_WHAT THE EXERCISE ASKS_. Print the full listing exactly.

(Excerpt from a dataset)
-*-

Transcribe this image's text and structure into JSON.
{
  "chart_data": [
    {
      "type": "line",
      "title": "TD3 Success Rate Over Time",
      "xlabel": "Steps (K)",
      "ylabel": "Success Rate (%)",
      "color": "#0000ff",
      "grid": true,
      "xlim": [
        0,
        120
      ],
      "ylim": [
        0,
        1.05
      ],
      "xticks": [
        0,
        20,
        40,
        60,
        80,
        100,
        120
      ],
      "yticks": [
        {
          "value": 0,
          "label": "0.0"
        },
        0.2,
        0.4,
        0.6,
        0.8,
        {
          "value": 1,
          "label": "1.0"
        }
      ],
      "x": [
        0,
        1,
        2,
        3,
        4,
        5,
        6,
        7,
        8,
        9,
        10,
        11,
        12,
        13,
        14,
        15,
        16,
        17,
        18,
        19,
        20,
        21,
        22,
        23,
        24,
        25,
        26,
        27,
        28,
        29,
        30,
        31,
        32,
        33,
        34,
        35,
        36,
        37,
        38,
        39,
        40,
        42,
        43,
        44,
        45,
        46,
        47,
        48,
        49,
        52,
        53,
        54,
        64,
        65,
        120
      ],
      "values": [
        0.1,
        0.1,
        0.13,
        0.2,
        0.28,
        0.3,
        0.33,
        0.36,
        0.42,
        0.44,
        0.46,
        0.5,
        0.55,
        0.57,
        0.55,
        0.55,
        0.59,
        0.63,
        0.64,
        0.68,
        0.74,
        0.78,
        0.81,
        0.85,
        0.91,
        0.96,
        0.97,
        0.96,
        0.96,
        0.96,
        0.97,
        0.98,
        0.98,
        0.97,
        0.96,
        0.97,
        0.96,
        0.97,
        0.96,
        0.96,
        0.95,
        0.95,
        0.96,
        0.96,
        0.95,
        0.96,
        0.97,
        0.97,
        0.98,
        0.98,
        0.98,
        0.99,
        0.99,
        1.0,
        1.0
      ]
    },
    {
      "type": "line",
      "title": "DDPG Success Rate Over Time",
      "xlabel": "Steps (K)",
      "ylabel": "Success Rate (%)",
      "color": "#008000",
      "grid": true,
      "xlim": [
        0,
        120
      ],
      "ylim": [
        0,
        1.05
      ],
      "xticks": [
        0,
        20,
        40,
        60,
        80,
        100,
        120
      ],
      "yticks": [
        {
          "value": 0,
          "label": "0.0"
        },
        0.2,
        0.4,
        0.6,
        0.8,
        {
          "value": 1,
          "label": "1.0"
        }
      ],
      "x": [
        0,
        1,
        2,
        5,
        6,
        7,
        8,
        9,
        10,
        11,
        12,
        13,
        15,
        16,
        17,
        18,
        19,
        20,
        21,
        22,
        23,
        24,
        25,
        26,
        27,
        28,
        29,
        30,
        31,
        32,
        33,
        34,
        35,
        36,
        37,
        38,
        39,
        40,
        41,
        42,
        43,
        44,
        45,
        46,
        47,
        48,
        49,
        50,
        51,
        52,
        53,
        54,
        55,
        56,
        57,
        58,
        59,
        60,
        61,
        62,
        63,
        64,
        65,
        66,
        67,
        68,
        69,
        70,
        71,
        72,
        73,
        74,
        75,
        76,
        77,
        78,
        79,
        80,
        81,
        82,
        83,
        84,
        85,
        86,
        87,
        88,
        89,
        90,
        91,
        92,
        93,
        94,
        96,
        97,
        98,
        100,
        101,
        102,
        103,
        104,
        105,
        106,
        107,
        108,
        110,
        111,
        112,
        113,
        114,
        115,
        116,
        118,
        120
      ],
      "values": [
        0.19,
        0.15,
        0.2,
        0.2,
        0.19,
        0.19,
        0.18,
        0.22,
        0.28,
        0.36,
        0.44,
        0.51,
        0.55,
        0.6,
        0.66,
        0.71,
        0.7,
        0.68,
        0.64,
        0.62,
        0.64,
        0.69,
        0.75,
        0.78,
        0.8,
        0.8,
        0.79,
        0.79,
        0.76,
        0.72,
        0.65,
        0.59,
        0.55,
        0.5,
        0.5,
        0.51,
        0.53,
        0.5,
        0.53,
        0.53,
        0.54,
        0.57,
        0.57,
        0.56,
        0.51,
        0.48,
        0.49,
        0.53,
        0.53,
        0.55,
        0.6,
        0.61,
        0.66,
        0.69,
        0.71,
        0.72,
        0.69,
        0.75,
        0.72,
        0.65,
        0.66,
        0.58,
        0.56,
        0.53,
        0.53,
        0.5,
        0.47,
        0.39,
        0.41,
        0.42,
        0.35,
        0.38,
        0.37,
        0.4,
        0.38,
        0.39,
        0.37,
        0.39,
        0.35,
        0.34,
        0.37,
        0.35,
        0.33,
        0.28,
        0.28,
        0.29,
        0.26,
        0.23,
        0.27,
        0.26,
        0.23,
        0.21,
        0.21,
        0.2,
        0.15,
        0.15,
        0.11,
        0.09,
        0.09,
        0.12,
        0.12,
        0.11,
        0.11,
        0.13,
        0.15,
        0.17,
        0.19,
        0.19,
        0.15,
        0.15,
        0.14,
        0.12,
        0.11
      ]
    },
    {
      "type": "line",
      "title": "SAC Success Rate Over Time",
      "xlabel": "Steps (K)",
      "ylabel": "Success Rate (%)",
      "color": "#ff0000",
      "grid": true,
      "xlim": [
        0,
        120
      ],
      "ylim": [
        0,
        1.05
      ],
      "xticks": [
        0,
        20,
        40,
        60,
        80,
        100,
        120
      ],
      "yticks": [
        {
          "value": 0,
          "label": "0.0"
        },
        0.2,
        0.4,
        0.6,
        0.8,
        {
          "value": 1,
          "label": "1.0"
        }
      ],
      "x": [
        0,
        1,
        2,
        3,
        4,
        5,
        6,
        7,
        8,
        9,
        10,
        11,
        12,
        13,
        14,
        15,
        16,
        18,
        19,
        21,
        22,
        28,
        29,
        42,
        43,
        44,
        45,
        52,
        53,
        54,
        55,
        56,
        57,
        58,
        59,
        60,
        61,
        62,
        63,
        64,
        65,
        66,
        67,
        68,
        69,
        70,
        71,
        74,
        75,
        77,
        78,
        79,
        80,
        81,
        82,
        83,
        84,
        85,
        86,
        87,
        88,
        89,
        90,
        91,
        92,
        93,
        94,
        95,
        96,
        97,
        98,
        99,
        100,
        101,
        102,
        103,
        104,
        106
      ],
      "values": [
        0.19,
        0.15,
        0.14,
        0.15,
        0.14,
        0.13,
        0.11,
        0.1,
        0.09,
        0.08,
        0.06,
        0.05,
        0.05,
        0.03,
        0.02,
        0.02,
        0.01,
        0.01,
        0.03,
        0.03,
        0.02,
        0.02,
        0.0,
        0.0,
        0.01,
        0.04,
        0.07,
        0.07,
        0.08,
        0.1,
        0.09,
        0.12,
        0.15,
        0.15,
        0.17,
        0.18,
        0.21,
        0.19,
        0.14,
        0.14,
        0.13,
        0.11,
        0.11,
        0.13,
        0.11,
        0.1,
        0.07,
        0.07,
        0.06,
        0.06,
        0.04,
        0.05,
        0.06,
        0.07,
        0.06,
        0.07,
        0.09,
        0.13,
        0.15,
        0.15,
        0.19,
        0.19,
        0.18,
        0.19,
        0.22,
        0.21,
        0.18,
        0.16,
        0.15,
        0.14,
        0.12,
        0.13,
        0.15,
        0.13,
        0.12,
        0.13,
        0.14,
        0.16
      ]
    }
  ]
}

-*-

_EXERCISE RESULT_.
Transcribe this image's text and structure into JSON.
{
  "chart_data": [
    {
      "type": "line",
      "title": "TD3 Success Rate Over Time",
      "xlabel": "Steps (K)",
      "ylabel": "Success Rate (%)",
      "color": "#0000ff",
      "grid": true,
      "xlim": [
        0,
        120
      ],
      "ylim": [
        0,
        1.05
      ],
      "xticks": [
        0,
        20,
        40,
        60,
        80,
        100,
        120
      ],
      "yticks": [
        {
          "value": 0,
          "label": "0.0"
        },
        0.2,
        0.4,
        0.6,
        0.8,
        {
          "value": 1,
          "label": "1.0"
        }
      ],
      "x": [
        0,
        1,
        2,
        3,
        4,
        5,
        6,
        7,
        8,
        9,
        10,
        11,
        12,
        13,
        14,
        15,
        16,
        17,
        18,
        19,
        20,
        21,
        22,
        23,
        24,
        25,
        26,
        27,
        28,
        29,
        30,
        31,
        32,
        33,
        34,
        35,
        36,
        37,
        38,
        39,
        40,
        42,
        43,
        44,
        45,
        46,
        47,
        48,
        49,
        52,
        53,
        54,
        64,
        65,
        120
      ],
      "values": [
        0.1,
        0.1,
        0.13,
        0.2,
        0.28,
        0.3,
        0.33,
        0.36,
        0.42,
        0.44,
        0.46,
        0.5,
        0.55,
        0.57,
        0.55,
        0.55,
        0.59,
        0.63,
        0.64,
        0.68,
        0.74,
        0.78,
        0.81,
        0.85,
        0.91,
        0.96,
        0.97,
        0.96,
        0.96,
        0.96,
        0.97,
        0.98,
        0.98,
        0.97,
        0.96,
        0.97,
        0.96,
        0.97,
        0.96,
        0.96,
        0.95,
        0.95,
        0.96,
        0.96,
        0.95,
        0.96,
        0.97,
        0.97,
        0.98,
        0.98,
        0.98,
        0.99,
        0.99,
        1.0,
        1.0
      ]
    },
    {
      "type": "line",
      "title": "DDPG Success Rate Over Time",
      "xlabel": "Steps (K)",
      "ylabel": "Success Rate (%)",
      "color": "#008000",
      "grid": true,
      "xlim": [
        0,
        120
      ],
      "ylim": [
        0,
        1.05
      ],
      "xticks": [
        0,
        20,
        40,
        60,
        80,
        100,
        120
      ],
      "yticks": [
        {
          "value": 0,
          "label": "0.0"
        },
        0.2,
        0.4,
        0.6,
        0.8,
        {
          "value": 1,
          "label": "1.0"
        }
      ],
      "x": [
        0,
        1,
        2,
        5,
        6,
        7,
        8,
        9,
        10,
        11,
        12,
        13,
        15,
        16,
        17,
        18,
        19,
        20,
        21,
        22,
        23,
        24,
        25,
        26,
        27,
        28,
        29,
        30,
        31,
        32,
        33,
        34,
        35,
        36,
        37,
        38,
        39,
        40,
        41,
        42,
        43,
        44,
        45,
        46,
        47,
        48,
        49,
        50,
        51,
        52,
        53,
        54,
        55,
        56,
        57,
        58,
        59,
        60,
        61,
        62,
        63,
        64,
        65,
        66,
        67,
        68,
        69,
        70,
        71,
        72,
        73,
        74,
        75,
        76,
        77,
        78,
        79,
        80,
        81,
        82,
        83,
        84,
        85,
        86,
        87,
        88,
        89,
        90,
        91,
        92,
        93,
        94,
        96,
        97,
        98,
        100,
        101,
        102,
        103,
        104,
        105,
        106,
        107,
        108,
        110,
        111,
        112,
        113,
        114,
        115,
        116,
        118,
        120
      ],
      "values": [
        0.19,
        0.15,
        0.2,
        0.2,
        0.19,
        0.19,
        0.18,
        0.22,
        0.28,
        0.36,
        0.44,
        0.51,
        0.55,
        0.6,
        0.66,
        0.71,
        0.7,
        0.68,
        0.64,
        0.62,
        0.64,
        0.69,
        0.75,
        0.78,
        0.8,
        0.8,
        0.79,
        0.79,
        0.76,
        0.72,
        0.65,
        0.59,
        0.55,
        0.5,
        0.5,
        0.51,
        0.53,
        0.5,
        0.53,
        0.53,
        0.54,
        0.57,
        0.57,
        0.56,
        0.51,
        0.48,
        0.49,
        0.53,
        0.53,
        0.55,
        0.6,
        0.61,
        0.66,
        0.69,
        0.71,
        0.72,
        0.69,
        0.75,
        0.72,
        0.65,
        0.66,
        0.58,
        0.56,
        0.53,
        0.53,
        0.5,
        0.47,
        0.39,
        0.41,
        0.42,
        0.35,
        0.38,
        0.37,
        0.4,
        0.38,
        0.39,
        0.37,
        0.39,
        0.35,
        0.34,
        0.37,
        0.35,
        0.33,
        0.28,
        0.28,
        0.29,
        0.26,
        0.23,
        0.27,
        0.26,
        0.23,
        0.21,
        0.21,
        0.2,
        0.15,
        0.15,
        0.11,
        0.09,
        0.09,
        0.12,
        0.12,
        0.11,
        0.11,
        0.13,
        0.15,
        0.17,
        0.19,
        0.19,
        0.15,
        0.15,
        0.14,
        0.12,
        0.11
      ]
    },
    {
      "type": "line",
      "title": "SAC Success Rate Over Time",
      "xlabel": "Steps (K)",
      "ylabel": "Success Rate (%)",
      "color": "#ff0000",
      "grid": true,
      "xlim": [
        0,
        120
      ],
      "ylim": [
        0,
        1.05
      ],
      "xticks": [
        0,
        20,
        40,
        60,
        80,
        100,
        120
      ],
      "yticks": [
        {
          "value": 0,
          "label": "0.0"
        },
        0.2,
        0.4,
        0.6,
        0.8,
        {
          "value": 1,
          "label": "1.0"
        }
      ],
      "x": [
        0,
        1,
        2,
        3,
        4,
        5,
        6,
        7,
        8,
        9,
        10,
        11,
        12,
        13,
        14,
        15,
        16,
        18,
        19,
        21,
        22,
        28,
        29,
        42,
        43,
        44,
        45,
        52,
        53,
        54,
        55,
        56,
        57,
        58,
        59,
        60,
        61,
        62,
        63,
        64,
        65,
        66,
        67,
        68,
        69,
        70,
        71,
        74,
        75,
        77,
        78,
        79,
        80,
        81,
        82,
        83,
        84,
        85,
        86,
        87,
        88,
        89,
        90,
        91,
        92,
        93,
        94,
        95,
        96,
        97,
        98,
        99,
        100,
        101,
        102,
        103,
        104,
        106
      ],
      "values": [
        0.19,
        0.15,
        0.14,
        0.15,
        0.14,
        0.13,
        0.11,
        0.1,
        0.09,
        0.08,
        0.06,
        0.05,
        0.05,
        0.03,
        0.02,
        0.02,
        0.01,
        0.01,
        0.03,
        0.03,
        0.02,
        0.02,
        0.0,
        0.0,
        0.01,
        0.04,
        0.07,
        0.07,
        0.08,
        0.1,
        0.09,
        0.12,
        0.15,
        0.15,
        0.17,
        0.18,
        0.21,
        0.19,
        0.14,
        0.14,
        0.13,
        0.11,
        0.11,
        0.13,
        0.11,
        0.1,
        0.07,
        0.07,
        0.06,
        0.06,
        0.04,
        0.05,
        0.06,
        0.07,
        0.06,
        0.07,
        0.09,
        0.13,
        0.15,
        0.15,
        0.19,
        0.19,
        0.18,
        0.19,
        0.22,
        0.21,
        0.18,
        0.16,
        0.15,
        0.14,
        0.12,
        0.13,
        0.15,
        0.13,
        0.12,
        0.13,
        0.14,
        0.16
      ]
    }
  ]
}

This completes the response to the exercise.